- _Required task_:
Identify and copy all lines of the material where the string "HCO₃" is found.

BEGIN Records supplied

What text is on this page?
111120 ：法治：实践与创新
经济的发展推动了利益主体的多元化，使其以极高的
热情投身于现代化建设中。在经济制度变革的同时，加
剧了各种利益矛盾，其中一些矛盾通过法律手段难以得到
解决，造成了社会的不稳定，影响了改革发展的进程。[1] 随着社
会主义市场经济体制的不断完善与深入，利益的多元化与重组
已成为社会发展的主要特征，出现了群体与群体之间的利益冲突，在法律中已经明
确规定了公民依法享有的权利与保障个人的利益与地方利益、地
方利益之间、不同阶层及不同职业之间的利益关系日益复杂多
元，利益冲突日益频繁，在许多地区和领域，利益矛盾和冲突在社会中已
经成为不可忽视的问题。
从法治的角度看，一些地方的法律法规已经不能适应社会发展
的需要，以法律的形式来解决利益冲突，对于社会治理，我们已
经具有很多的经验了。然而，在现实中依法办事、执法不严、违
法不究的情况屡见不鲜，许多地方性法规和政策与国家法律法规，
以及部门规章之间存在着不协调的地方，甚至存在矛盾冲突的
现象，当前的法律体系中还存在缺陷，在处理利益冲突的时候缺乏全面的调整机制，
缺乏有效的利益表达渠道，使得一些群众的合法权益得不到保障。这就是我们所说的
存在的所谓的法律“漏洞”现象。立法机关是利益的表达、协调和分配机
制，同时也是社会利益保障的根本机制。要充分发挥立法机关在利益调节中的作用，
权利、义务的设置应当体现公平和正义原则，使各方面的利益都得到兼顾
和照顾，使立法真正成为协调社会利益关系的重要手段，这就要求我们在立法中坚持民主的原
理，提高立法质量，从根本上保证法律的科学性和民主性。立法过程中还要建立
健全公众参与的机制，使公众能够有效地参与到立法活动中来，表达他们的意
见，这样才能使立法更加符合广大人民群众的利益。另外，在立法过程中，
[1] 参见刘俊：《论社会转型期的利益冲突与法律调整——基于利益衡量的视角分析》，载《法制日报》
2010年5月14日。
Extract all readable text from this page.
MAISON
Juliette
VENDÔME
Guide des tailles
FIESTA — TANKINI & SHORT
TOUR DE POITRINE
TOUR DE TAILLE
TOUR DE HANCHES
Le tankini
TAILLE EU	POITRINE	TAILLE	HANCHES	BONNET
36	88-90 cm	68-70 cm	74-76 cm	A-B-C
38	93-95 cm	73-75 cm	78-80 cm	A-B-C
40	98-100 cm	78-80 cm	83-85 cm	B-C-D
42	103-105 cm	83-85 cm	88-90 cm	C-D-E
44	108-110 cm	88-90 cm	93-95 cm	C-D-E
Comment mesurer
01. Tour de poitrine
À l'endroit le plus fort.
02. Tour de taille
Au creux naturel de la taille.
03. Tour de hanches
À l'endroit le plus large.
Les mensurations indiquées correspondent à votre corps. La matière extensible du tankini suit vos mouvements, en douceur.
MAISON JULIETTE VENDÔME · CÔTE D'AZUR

END Records supplied
BEGIN Records supplied

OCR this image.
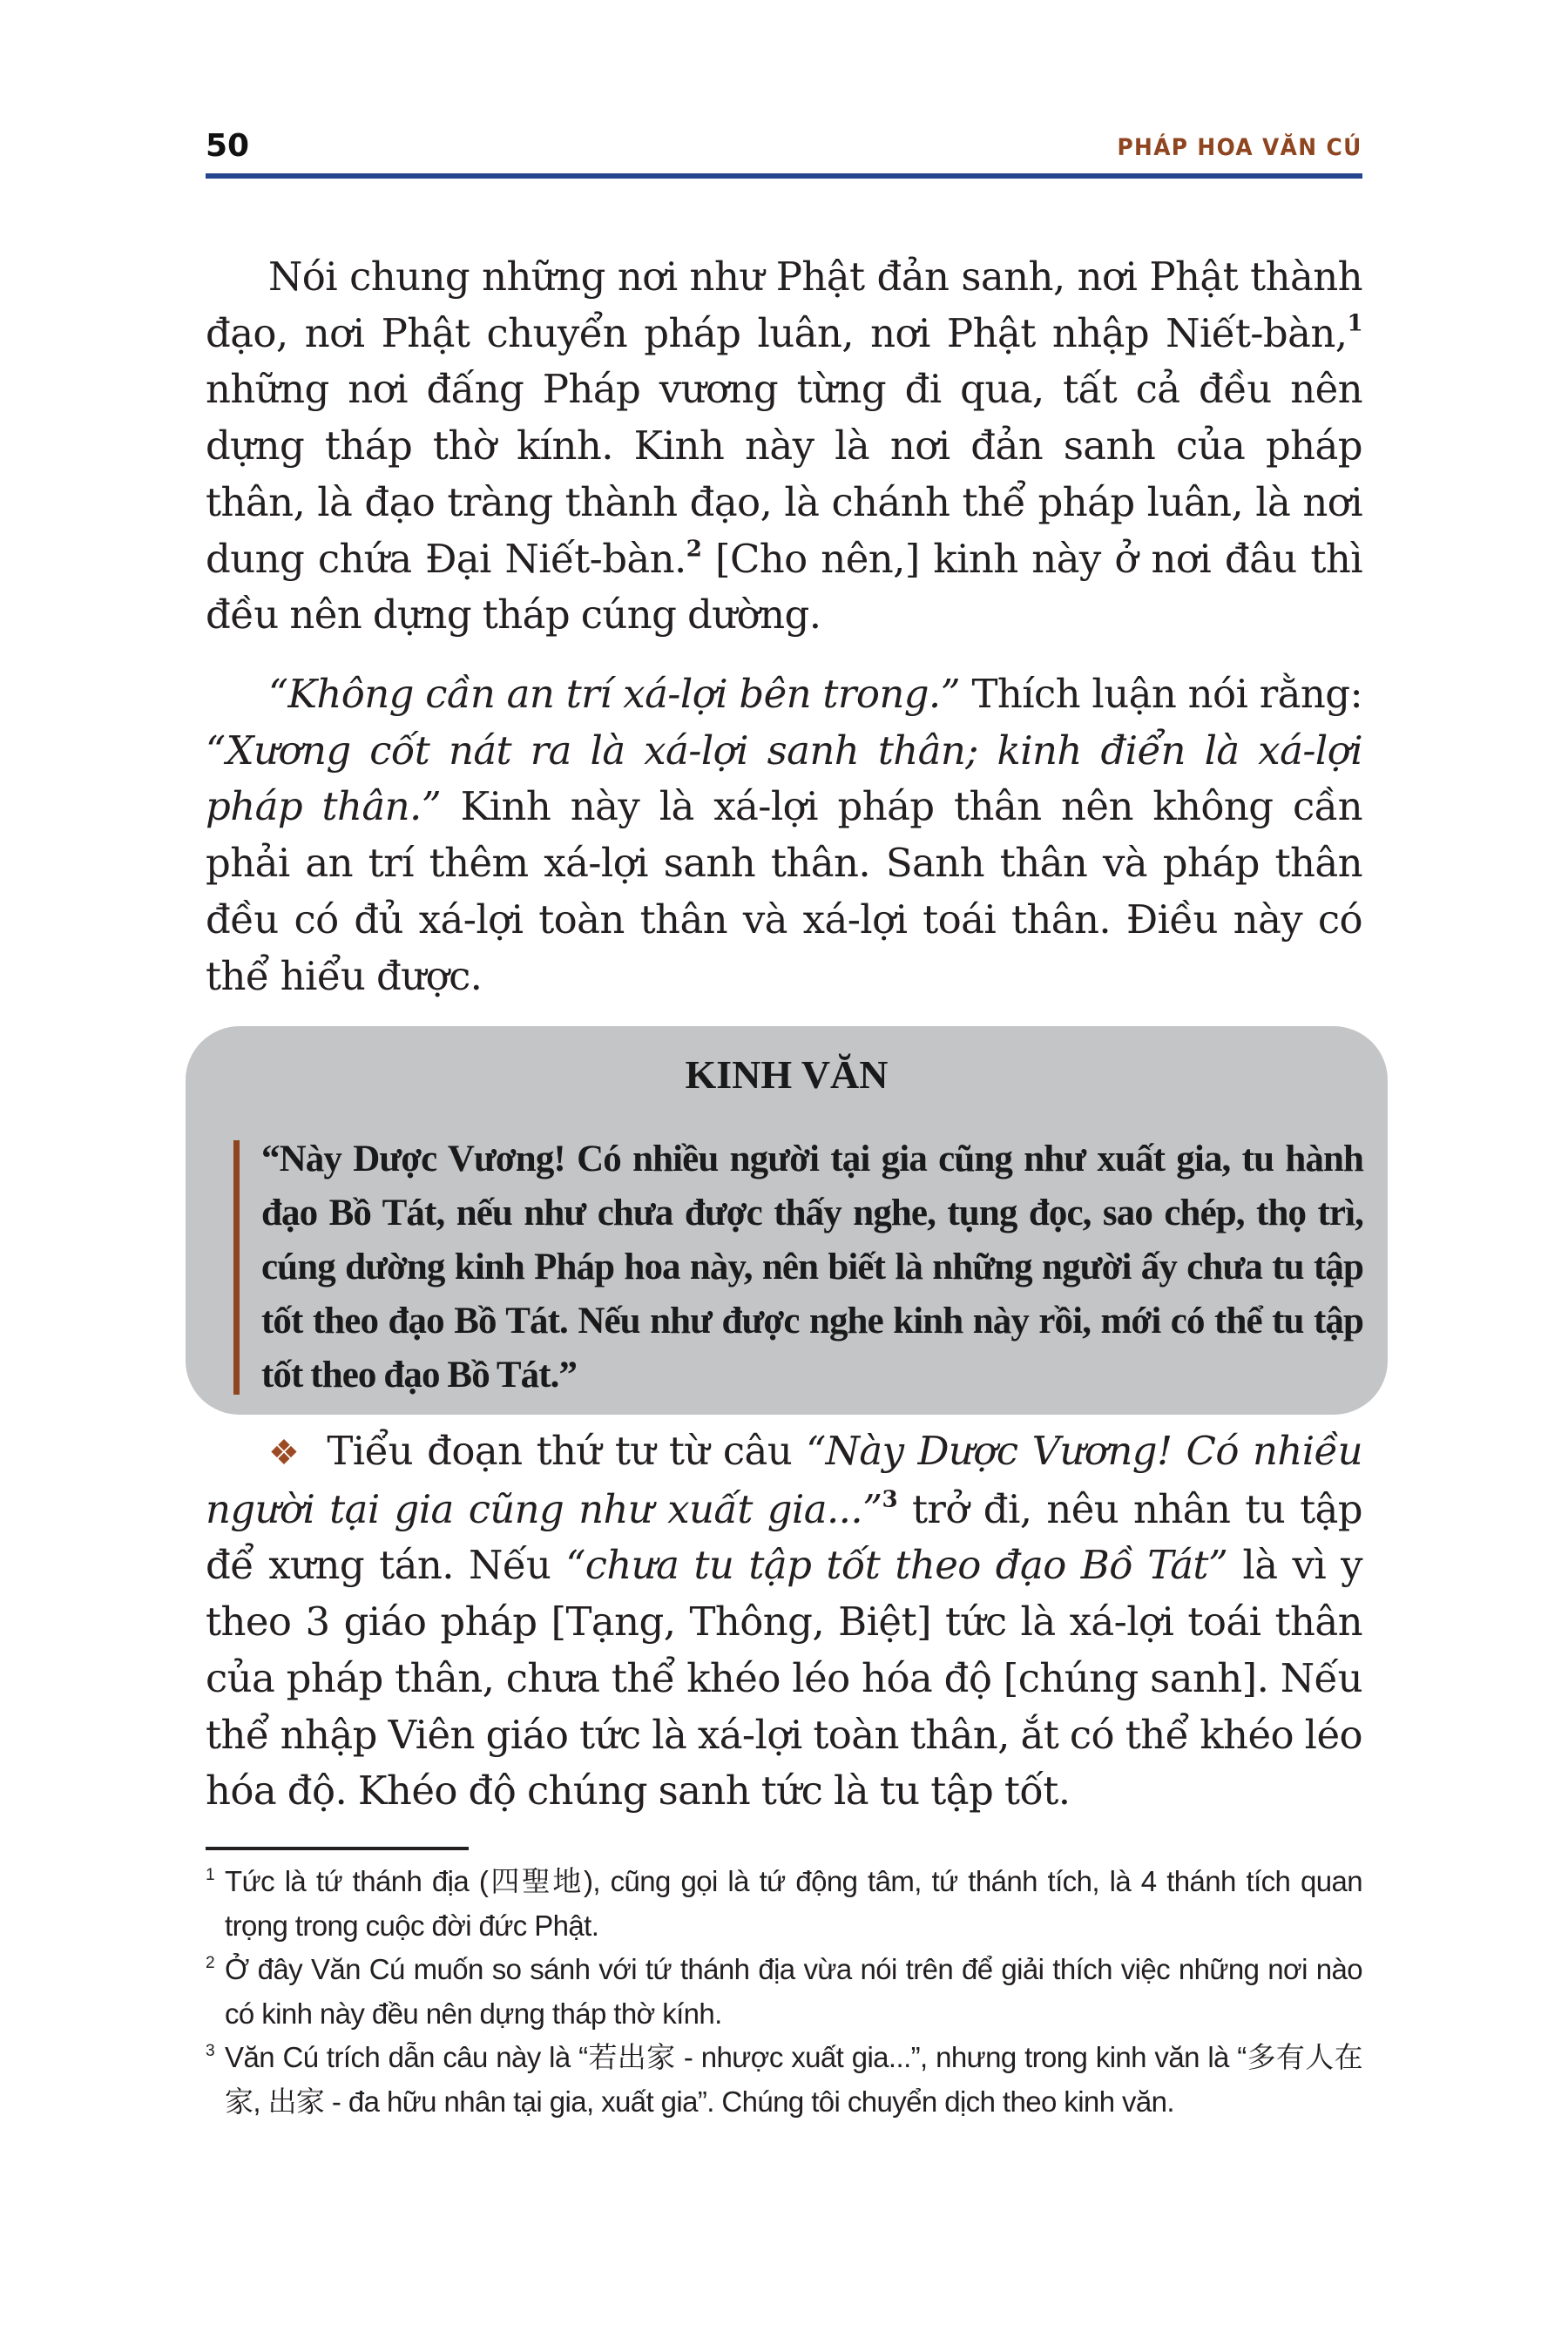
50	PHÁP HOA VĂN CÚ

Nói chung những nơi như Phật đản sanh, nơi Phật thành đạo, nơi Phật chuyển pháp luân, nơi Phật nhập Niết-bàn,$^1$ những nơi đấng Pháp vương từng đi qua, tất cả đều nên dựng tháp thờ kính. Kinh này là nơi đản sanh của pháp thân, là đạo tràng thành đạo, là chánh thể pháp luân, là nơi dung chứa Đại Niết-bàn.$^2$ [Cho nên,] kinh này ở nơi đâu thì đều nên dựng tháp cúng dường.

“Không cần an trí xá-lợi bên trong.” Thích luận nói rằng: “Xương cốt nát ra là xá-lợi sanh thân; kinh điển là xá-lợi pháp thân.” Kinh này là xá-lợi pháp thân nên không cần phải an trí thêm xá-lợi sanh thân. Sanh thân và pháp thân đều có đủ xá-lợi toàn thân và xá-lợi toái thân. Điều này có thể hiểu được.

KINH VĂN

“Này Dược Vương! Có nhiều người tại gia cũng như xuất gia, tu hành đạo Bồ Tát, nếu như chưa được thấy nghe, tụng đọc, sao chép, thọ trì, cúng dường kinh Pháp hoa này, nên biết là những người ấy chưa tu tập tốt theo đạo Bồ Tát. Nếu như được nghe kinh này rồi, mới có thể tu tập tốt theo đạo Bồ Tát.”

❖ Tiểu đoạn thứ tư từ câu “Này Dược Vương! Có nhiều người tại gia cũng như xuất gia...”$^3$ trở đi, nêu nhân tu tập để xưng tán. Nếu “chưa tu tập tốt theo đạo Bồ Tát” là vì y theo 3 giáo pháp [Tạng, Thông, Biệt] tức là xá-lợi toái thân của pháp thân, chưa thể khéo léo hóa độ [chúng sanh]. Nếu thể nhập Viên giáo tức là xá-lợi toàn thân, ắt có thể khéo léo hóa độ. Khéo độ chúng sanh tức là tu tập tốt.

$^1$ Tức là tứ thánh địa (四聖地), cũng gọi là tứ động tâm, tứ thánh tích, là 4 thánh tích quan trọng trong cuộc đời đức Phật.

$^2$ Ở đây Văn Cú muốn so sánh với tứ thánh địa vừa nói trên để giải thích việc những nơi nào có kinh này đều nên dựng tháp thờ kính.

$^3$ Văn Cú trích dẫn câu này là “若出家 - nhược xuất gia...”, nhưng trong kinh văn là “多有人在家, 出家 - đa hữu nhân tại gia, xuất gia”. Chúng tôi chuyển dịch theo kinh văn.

END Records supplied
BEGIN Records supplied

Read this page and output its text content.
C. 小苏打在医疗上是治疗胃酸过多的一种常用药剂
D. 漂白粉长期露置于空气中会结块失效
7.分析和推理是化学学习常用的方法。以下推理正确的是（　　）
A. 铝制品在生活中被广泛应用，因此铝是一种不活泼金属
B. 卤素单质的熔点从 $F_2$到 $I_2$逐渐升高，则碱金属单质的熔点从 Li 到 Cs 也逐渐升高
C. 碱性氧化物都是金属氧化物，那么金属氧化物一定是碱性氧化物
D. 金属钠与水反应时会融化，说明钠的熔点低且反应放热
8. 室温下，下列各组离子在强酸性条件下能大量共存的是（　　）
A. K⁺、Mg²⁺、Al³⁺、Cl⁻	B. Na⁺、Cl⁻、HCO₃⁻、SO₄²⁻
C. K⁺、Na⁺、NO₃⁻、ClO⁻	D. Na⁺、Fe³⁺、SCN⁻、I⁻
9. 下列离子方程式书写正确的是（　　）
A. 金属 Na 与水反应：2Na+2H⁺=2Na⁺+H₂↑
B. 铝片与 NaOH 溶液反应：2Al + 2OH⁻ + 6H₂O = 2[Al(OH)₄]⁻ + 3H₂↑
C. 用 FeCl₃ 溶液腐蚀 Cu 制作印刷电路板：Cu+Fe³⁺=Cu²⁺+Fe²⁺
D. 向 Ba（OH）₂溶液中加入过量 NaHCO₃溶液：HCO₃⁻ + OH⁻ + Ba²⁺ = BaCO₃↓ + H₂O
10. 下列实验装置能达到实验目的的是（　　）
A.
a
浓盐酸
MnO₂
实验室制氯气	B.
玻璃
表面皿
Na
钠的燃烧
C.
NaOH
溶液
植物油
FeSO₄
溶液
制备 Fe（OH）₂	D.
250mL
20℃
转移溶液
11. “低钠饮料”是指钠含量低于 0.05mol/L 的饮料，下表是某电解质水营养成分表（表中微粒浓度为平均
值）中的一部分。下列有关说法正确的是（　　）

END Records supplied

- _Solved problem_:
A. K⁺、Mg²⁺、Al³⁺、Cl⁻	B. Na⁺、Cl⁻、HCO₃⁻、SO₄²⁻
D. 向 Ba（OH）₂溶液中加入过量 NaHCO₃溶液：HCO₃⁻ + OH⁻ + Ba²⁺ = BaCO₃↓ + H₂O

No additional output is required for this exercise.